Repeat the data verbatim.

Stored records ▸
+ + +

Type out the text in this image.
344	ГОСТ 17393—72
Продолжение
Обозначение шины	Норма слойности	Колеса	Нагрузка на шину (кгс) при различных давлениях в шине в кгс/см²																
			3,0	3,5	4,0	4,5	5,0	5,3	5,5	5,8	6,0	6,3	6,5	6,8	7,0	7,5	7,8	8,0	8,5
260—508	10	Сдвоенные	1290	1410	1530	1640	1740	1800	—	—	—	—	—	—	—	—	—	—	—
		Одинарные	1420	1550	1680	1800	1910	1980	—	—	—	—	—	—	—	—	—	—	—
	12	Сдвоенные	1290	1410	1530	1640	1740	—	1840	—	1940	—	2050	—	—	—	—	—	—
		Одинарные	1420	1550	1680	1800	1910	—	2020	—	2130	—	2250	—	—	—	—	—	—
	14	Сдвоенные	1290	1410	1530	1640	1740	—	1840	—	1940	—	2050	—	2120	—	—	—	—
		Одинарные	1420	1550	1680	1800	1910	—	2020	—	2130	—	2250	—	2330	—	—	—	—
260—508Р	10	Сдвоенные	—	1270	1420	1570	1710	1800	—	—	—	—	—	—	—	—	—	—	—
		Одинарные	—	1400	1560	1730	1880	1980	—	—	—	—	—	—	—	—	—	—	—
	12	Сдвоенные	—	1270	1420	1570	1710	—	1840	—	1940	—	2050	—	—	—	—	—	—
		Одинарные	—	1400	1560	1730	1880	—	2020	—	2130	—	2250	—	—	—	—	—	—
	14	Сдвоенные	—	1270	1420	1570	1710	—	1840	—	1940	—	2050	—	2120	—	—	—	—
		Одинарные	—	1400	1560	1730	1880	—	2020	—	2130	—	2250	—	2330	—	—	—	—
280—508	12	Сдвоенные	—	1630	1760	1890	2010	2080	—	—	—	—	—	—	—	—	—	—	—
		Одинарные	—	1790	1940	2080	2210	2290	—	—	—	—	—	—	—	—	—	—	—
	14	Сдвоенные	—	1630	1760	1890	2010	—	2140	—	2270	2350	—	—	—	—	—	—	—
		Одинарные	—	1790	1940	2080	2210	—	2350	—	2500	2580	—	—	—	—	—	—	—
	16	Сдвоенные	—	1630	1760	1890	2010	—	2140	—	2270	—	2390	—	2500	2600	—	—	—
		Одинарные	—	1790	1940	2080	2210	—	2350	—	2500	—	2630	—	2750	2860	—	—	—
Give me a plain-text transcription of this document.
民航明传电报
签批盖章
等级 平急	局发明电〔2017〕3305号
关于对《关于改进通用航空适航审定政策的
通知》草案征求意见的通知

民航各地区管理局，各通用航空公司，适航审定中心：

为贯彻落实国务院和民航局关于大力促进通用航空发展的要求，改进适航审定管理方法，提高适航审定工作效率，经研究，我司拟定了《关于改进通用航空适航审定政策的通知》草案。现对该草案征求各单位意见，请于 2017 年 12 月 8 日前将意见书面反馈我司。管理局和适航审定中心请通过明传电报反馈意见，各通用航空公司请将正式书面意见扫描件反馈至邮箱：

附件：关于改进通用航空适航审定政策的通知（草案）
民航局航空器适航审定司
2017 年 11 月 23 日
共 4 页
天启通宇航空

+ + +

Correct response ▸
Type out the text in this image.
344	ГОСТ 17393—72
Продолжение
Обозначение шины	Норма слойности	Колеса	Нагрузка на шину (кгс) при различных давлениях в шине в кгс/см²																
			3,0	3,5	4,0	4,5	5,0	5,3	5,5	5,8	6,0	6,3	6,5	6,8	7,0	7,5	7,8	8,0	8,5
260—508	10	Сдвоенные	1290	1410	1530	1640	1740	1800	—	—	—	—	—	—	—	—	—	—	—
		Одинарные	1420	1550	1680	1800	1910	1980	—	—	—	—	—	—	—	—	—	—	—
	12	Сдвоенные	1290	1410	1530	1640	1740	—	1840	—	1940	—	2050	—	—	—	—	—	—
		Одинарные	1420	1550	1680	1800	1910	—	2020	—	2130	—	2250	—	—	—	—	—	—
	14	Сдвоенные	1290	1410	1530	1640	1740	—	1840	—	1940	—	2050	—	2120	—	—	—	—
		Одинарные	1420	1550	1680	1800	1910	—	2020	—	2130	—	2250	—	2330	—	—	—	—
260—508Р	10	Сдвоенные	—	1270	1420	1570	1710	1800	—	—	—	—	—	—	—	—	—	—	—
		Одинарные	—	1400	1560	1730	1880	1980	—	—	—	—	—	—	—	—	—	—	—
	12	Сдвоенные	—	1270	1420	1570	1710	—	1840	—	1940	—	2050	—	—	—	—	—	—
		Одинарные	—	1400	1560	1730	1880	—	2020	—	2130	—	2250	—	—	—	—	—	—
	14	Сдвоенные	—	1270	1420	1570	1710	—	1840	—	1940	—	2050	—	2120	—	—	—	—
		Одинарные	—	1400	1560	1730	1880	—	2020	—	2130	—	2250	—	2330	—	—	—	—
280—508	12	Сдвоенные	—	1630	1760	1890	2010	2080	—	—	—	—	—	—	—	—	—	—	—
		Одинарные	—	1790	1940	2080	2210	2290	—	—	—	—	—	—	—	—	—	—	—
	14	Сдвоенные	—	1630	1760	1890	2010	—	2140	—	2270	2350	—	—	—	—	—	—	—
		Одинарные	—	1790	1940	2080	2210	—	2350	—	2500	2580	—	—	—	—	—	—	—
	16	Сдвоенные	—	1630	1760	1890	2010	—	2140	—	2270	—	2390	—	2500	2600	—	—	—
		Одинарные	—	1790	1940	2080	2210	—	2350	—	2500	—	2630	—	2750	2860	—	—	—
Give me a plain-text transcription of this document.
民航明传电报
签批盖章
等级 平急	局发明电〔2017〕3305号
关于对《关于改进通用航空适航审定政策的
通知》草案征求意见的通知

民航各地区管理局，各通用航空公司，适航审定中心：

为贯彻落实国务院和民航局关于大力促进通用航空发展的要求，改进适航审定管理方法，提高适航审定工作效率，经研究，我司拟定了《关于改进通用航空适航审定政策的通知》草案。现对该草案征求各单位意见，请于 2017 年 12 月 8 日前将意见书面反馈我司。管理局和适航审定中心请通过明传电报反馈意见，各通用航空公司请将正式书面意见扫描件反馈至邮箱：

附件：关于改进通用航空适航审定政策的通知（草案）
民航局航空器适航审定司
2017 年 11 月 23 日
共 4 页
天启通宇航空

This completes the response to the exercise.